Stored entries
<<<<

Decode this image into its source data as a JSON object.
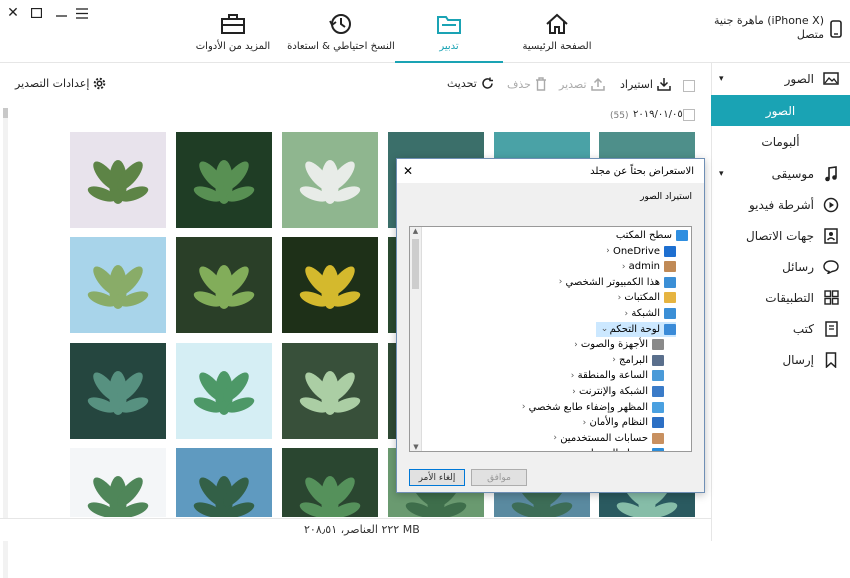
{
  "window_controls": {
    "close": "✕",
    "maximize": "☐",
    "minimize": "—",
    "menu": "☰"
  },
  "device": {
    "name": "ماهرة جنية (iPhone X)",
    "status": "متصل"
  },
  "nav": {
    "tabs": [
      {
        "label": "الصفحة الرئيسية",
        "icon": "home-icon"
      },
      {
        "label": "تدبير",
        "icon": "folder-icon",
        "active": true
      },
      {
        "label": "النسخ احتياطي & استعادة",
        "icon": "backup-restore-icon"
      },
      {
        "label": "المزيد من الأدوات",
        "icon": "toolbox-icon"
      }
    ]
  },
  "sidebar": {
    "items": [
      {
        "label": "الصور",
        "icon": "image-icon"
      },
      {
        "label": "الصور",
        "sub": true,
        "active": true
      },
      {
        "label": "ألبومات",
        "sub": true
      },
      {
        "label": "موسيقى",
        "icon": "music-icon"
      },
      {
        "label": "أشرطة فيديو",
        "icon": "video-icon"
      },
      {
        "label": "جهات الاتصال",
        "icon": "contacts-icon"
      },
      {
        "label": "رسائل",
        "icon": "messages-icon"
      },
      {
        "label": "التطبيقات",
        "icon": "apps-icon"
      },
      {
        "label": "كتب",
        "icon": "books-icon"
      },
      {
        "label": "إرسال",
        "icon": "bookmark-icon"
      }
    ]
  },
  "toolbar": {
    "import": "استيراد",
    "export": "تصدير",
    "delete": "حذف",
    "refresh": "تحديث",
    "export_settings": "إعدادات التصدير"
  },
  "group": {
    "date": "٢٠١٩/٠١/٠٥",
    "count": "(55)"
  },
  "status": {
    "text": "٢٢٢ العناصر، ٢٠٨٫٥١ MB"
  },
  "dialog": {
    "title": "الاستعراض بحثاً عن مجلد",
    "subtitle": "استيراد الصور",
    "ok": "موافق",
    "cancel": "إلغاء الأمر",
    "close": "✕",
    "tree": [
      {
        "label": "سطح المكتب",
        "indent": 0,
        "color": "#2f8ee0",
        "expand": ""
      },
      {
        "label": "OneDrive",
        "indent": 1,
        "color": "#1e6fd0",
        "expand": "›"
      },
      {
        "label": "admin",
        "indent": 1,
        "color": "#c08a56",
        "expand": "›"
      },
      {
        "label": "هذا الكمبيوتر الشخصي",
        "indent": 1,
        "color": "#3b8fd6",
        "expand": "›"
      },
      {
        "label": "المكتبات",
        "indent": 1,
        "color": "#e6b440",
        "expand": "›"
      },
      {
        "label": "الشبكة",
        "indent": 1,
        "color": "#3b8fd6",
        "expand": "›"
      },
      {
        "label": "لوحة التحكم",
        "indent": 1,
        "color": "#3a8bd8",
        "expand": "⌄",
        "selected": true
      },
      {
        "label": "الأجهزة والصوت",
        "indent": 2,
        "color": "#8a8a8a",
        "expand": "›"
      },
      {
        "label": "البرامج",
        "indent": 2,
        "color": "#5a6f8c",
        "expand": "›"
      },
      {
        "label": "الساعة والمنطقة",
        "indent": 2,
        "color": "#4a9ad8",
        "expand": "›"
      },
      {
        "label": "الشبكة والإنترنت",
        "indent": 2,
        "color": "#3a7bc8",
        "expand": "›"
      },
      {
        "label": "المظهر وإضفاء طابع شخصي",
        "indent": 2,
        "color": "#4aa0e0",
        "expand": "›"
      },
      {
        "label": "النظام والأمان",
        "indent": 2,
        "color": "#2c6fc4",
        "expand": "›"
      },
      {
        "label": "حسابات المستخدمين",
        "indent": 2,
        "color": "#c89060",
        "expand": "›"
      },
      {
        "label": "سهولة الوصول",
        "indent": 2,
        "color": "#2c8cd8",
        "expand": "›"
      }
    ]
  },
  "photos": [
    {
      "bg": "#e8e3ec",
      "fg": "#4e7a35"
    },
    {
      "bg": "#1f3d25",
      "fg": "#5f9a58"
    },
    {
      "bg": "#8fb68f",
      "fg": "#f2f2f2"
    },
    {
      "bg": "#3b6f6a",
      "fg": "#a8d0c0"
    },
    {
      "bg": "#4aa2a6",
      "fg": "#2f6f6a"
    },
    {
      "bg": "#4e8f8a",
      "fg": "#7fc0b8"
    },
    {
      "bg": "#a8d4ea",
      "fg": "#86a85a"
    },
    {
      "bg": "#2a3f28",
      "fg": "#8cba60"
    },
    {
      "bg": "#1e3018",
      "fg": "#e8c830"
    },
    {
      "bg": "#2a4a30",
      "fg": "#6f9a50"
    },
    {
      "bg": "#4d8a40",
      "fg": "#9cc46a"
    },
    {
      "bg": "#3a5a30",
      "fg": "#a0c070"
    },
    {
      "bg": "#25463f",
      "fg": "#5d9a88"
    },
    {
      "bg": "#d5eef4",
      "fg": "#3f8f58"
    },
    {
      "bg": "#38503a",
      "fg": "#b8dcb0"
    },
    {
      "bg": "#2e4a34",
      "fg": "#6a9a70"
    },
    {
      "bg": "#3a6050",
      "fg": "#7ab090"
    },
    {
      "bg": "#4a7060",
      "fg": "#90c0a8"
    },
    {
      "bg": "#f4f6f8",
      "fg": "#3e7a48"
    },
    {
      "bg": "#5f9ac0",
      "fg": "#2f5a3a"
    },
    {
      "bg": "#2a4630",
      "fg": "#5a9a60"
    },
    {
      "bg": "#6a9a70",
      "fg": "#3a6a48"
    },
    {
      "bg": "#5a8aa0",
      "fg": "#3a6a50"
    },
    {
      "bg": "#2a5a60",
      "fg": "#90c8b0"
    }
  ]
}
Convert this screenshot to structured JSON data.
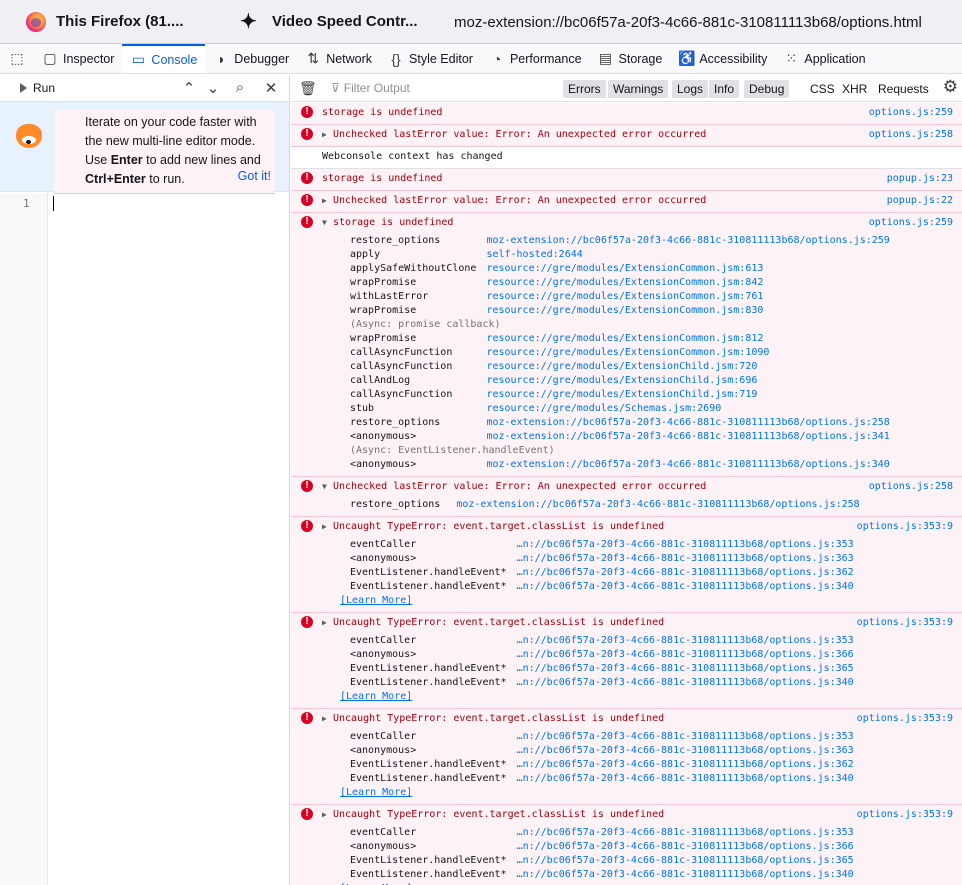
{
  "browser_tabs": [
    {
      "title": "This Firefox (81....",
      "icon": "firefox-icon"
    },
    {
      "title": "Video Speed Contr...",
      "icon": "puzzle-icon"
    }
  ],
  "url": "moz-extension://bc06f57a-20f3-4c66-881c-310811113b68/options.html",
  "toolbox_tabs": [
    {
      "label": "Inspector",
      "icon": "inspector-icon"
    },
    {
      "label": "Console",
      "icon": "console-icon",
      "selected": true
    },
    {
      "label": "Debugger",
      "icon": "debugger-icon"
    },
    {
      "label": "Network",
      "icon": "network-icon"
    },
    {
      "label": "Style Editor",
      "icon": "style-editor-icon"
    },
    {
      "label": "Performance",
      "icon": "performance-icon"
    },
    {
      "label": "Storage",
      "icon": "storage-icon"
    },
    {
      "label": "Accessibility",
      "icon": "accessibility-icon"
    },
    {
      "label": "Application",
      "icon": "application-icon"
    }
  ],
  "editor": {
    "run_label": "Run",
    "tip_part1": "Iterate on your code faster with the new multi-line editor mode. Use ",
    "tip_enter": "Enter",
    "tip_part2": " to add new lines and ",
    "tip_ctrl_enter": "Ctrl+Enter",
    "tip_part3": " to run.",
    "got_it": "Got it!",
    "line_number": "1"
  },
  "filter": {
    "placeholder": "Filter Output",
    "levels": [
      "Errors",
      "Warnings",
      "Logs",
      "Info",
      "Debug"
    ],
    "extras": [
      "CSS",
      "XHR",
      "Requests"
    ]
  },
  "messages": [
    {
      "text": "storage is undefined",
      "location": "options.js:259"
    },
    {
      "text": "Unchecked lastError value: Error: An unexpected error occurred",
      "location": "options.js:258",
      "toggle": "▶"
    },
    {
      "text": "Webconsole context has changed",
      "location": "",
      "plain": true
    },
    {
      "text": "storage is undefined",
      "location": "popup.js:23"
    },
    {
      "text": "Unchecked lastError value: Error: An unexpected error occurred",
      "location": "popup.js:22",
      "toggle": "▶"
    },
    {
      "text": "storage is undefined",
      "location": "options.js:259",
      "toggle": "▼",
      "trace": [
        {
          "fn": "restore_options",
          "src": "moz-extension://bc06f57a-20f3-4c66-881c-310811113b68/options.js:259"
        },
        {
          "fn": "apply",
          "src": "self-hosted:2644"
        },
        {
          "fn": "applySafeWithoutClone",
          "src": "resource://gre/modules/ExtensionCommon.jsm:613"
        },
        {
          "fn": "wrapPromise",
          "src": "resource://gre/modules/ExtensionCommon.jsm:842"
        },
        {
          "fn": "withLastError",
          "src": "resource://gre/modules/ExtensionCommon.jsm:761"
        },
        {
          "fn": "wrapPromise",
          "src": "resource://gre/modules/ExtensionCommon.jsm:830"
        },
        {
          "async": "(Async: promise callback)"
        },
        {
          "fn": "wrapPromise",
          "src": "resource://gre/modules/ExtensionCommon.jsm:812"
        },
        {
          "fn": "callAsyncFunction",
          "src": "resource://gre/modules/ExtensionCommon.jsm:1090"
        },
        {
          "fn": "callAsyncFunction",
          "src": "resource://gre/modules/ExtensionChild.jsm:720"
        },
        {
          "fn": "callAndLog",
          "src": "resource://gre/modules/ExtensionChild.jsm:696"
        },
        {
          "fn": "callAsyncFunction",
          "src": "resource://gre/modules/ExtensionChild.jsm:719"
        },
        {
          "fn": "stub",
          "src": "resource://gre/modules/Schemas.jsm:2690"
        },
        {
          "fn": "restore_options",
          "src": "moz-extension://bc06f57a-20f3-4c66-881c-310811113b68/options.js:258"
        },
        {
          "fn": "<anonymous>",
          "src": "moz-extension://bc06f57a-20f3-4c66-881c-310811113b68/options.js:341"
        },
        {
          "async": "(Async: EventListener.handleEvent)"
        },
        {
          "fn": "<anonymous>",
          "src": "moz-extension://bc06f57a-20f3-4c66-881c-310811113b68/options.js:340"
        }
      ]
    },
    {
      "text": "Unchecked lastError value: Error: An unexpected error occurred",
      "location": "options.js:258",
      "toggle": "▼",
      "trace": [
        {
          "fn": "restore_options ",
          "src": "moz-extension://bc06f57a-20f3-4c66-881c-310811113b68/options.js:258"
        }
      ]
    },
    {
      "text": "Uncaught TypeError: event.target.classList is undefined",
      "location": "options.js:353:9",
      "toggle": "▶",
      "learn": "[Learn More]",
      "trace": [
        {
          "fn": "eventCaller",
          "src": "…n://bc06f57a-20f3-4c66-881c-310811113b68/options.js:353"
        },
        {
          "fn": "<anonymous>",
          "src": "…n://bc06f57a-20f3-4c66-881c-310811113b68/options.js:363"
        },
        {
          "fn": "EventListener.handleEvent*",
          "src": "…n://bc06f57a-20f3-4c66-881c-310811113b68/options.js:362"
        },
        {
          "fn": "EventListener.handleEvent*",
          "src": "…n://bc06f57a-20f3-4c66-881c-310811113b68/options.js:340"
        }
      ]
    },
    {
      "text": "Uncaught TypeError: event.target.classList is undefined",
      "location": "options.js:353:9",
      "toggle": "▶",
      "learn": "[Learn More]",
      "trace": [
        {
          "fn": "eventCaller",
          "src": "…n://bc06f57a-20f3-4c66-881c-310811113b68/options.js:353"
        },
        {
          "fn": "<anonymous>",
          "src": "…n://bc06f57a-20f3-4c66-881c-310811113b68/options.js:366"
        },
        {
          "fn": "EventListener.handleEvent*",
          "src": "…n://bc06f57a-20f3-4c66-881c-310811113b68/options.js:365"
        },
        {
          "fn": "EventListener.handleEvent*",
          "src": "…n://bc06f57a-20f3-4c66-881c-310811113b68/options.js:340"
        }
      ]
    },
    {
      "text": "Uncaught TypeError: event.target.classList is undefined",
      "location": "options.js:353:9",
      "toggle": "▶",
      "learn": "[Learn More]",
      "trace": [
        {
          "fn": "eventCaller",
          "src": "…n://bc06f57a-20f3-4c66-881c-310811113b68/options.js:353"
        },
        {
          "fn": "<anonymous>",
          "src": "…n://bc06f57a-20f3-4c66-881c-310811113b68/options.js:363"
        },
        {
          "fn": "EventListener.handleEvent*",
          "src": "…n://bc06f57a-20f3-4c66-881c-310811113b68/options.js:362"
        },
        {
          "fn": "EventListener.handleEvent*",
          "src": "…n://bc06f57a-20f3-4c66-881c-310811113b68/options.js:340"
        }
      ]
    },
    {
      "text": "Uncaught TypeError: event.target.classList is undefined",
      "location": "options.js:353:9",
      "toggle": "▶",
      "learn": "[Learn More]",
      "trace": [
        {
          "fn": "eventCaller",
          "src": "…n://bc06f57a-20f3-4c66-881c-310811113b68/options.js:353"
        },
        {
          "fn": "<anonymous>",
          "src": "…n://bc06f57a-20f3-4c66-881c-310811113b68/options.js:366"
        },
        {
          "fn": "EventListener.handleEvent*",
          "src": "…n://bc06f57a-20f3-4c66-881c-310811113b68/options.js:365"
        },
        {
          "fn": "EventListener.handleEvent*",
          "src": "…n://bc06f57a-20f3-4c66-881c-310811113b68/options.js:340"
        }
      ]
    }
  ],
  "colors": {
    "accent": "#0061e0",
    "error": "#d70022",
    "error_bg": "#fdf2f5",
    "link": "#0074e8"
  }
}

>>>>

_Problem_. Identify each line in the entries with the word "popup" and copy it.

_The result_.
      "location": "popup.js:23"
      "location": "popup.js:22",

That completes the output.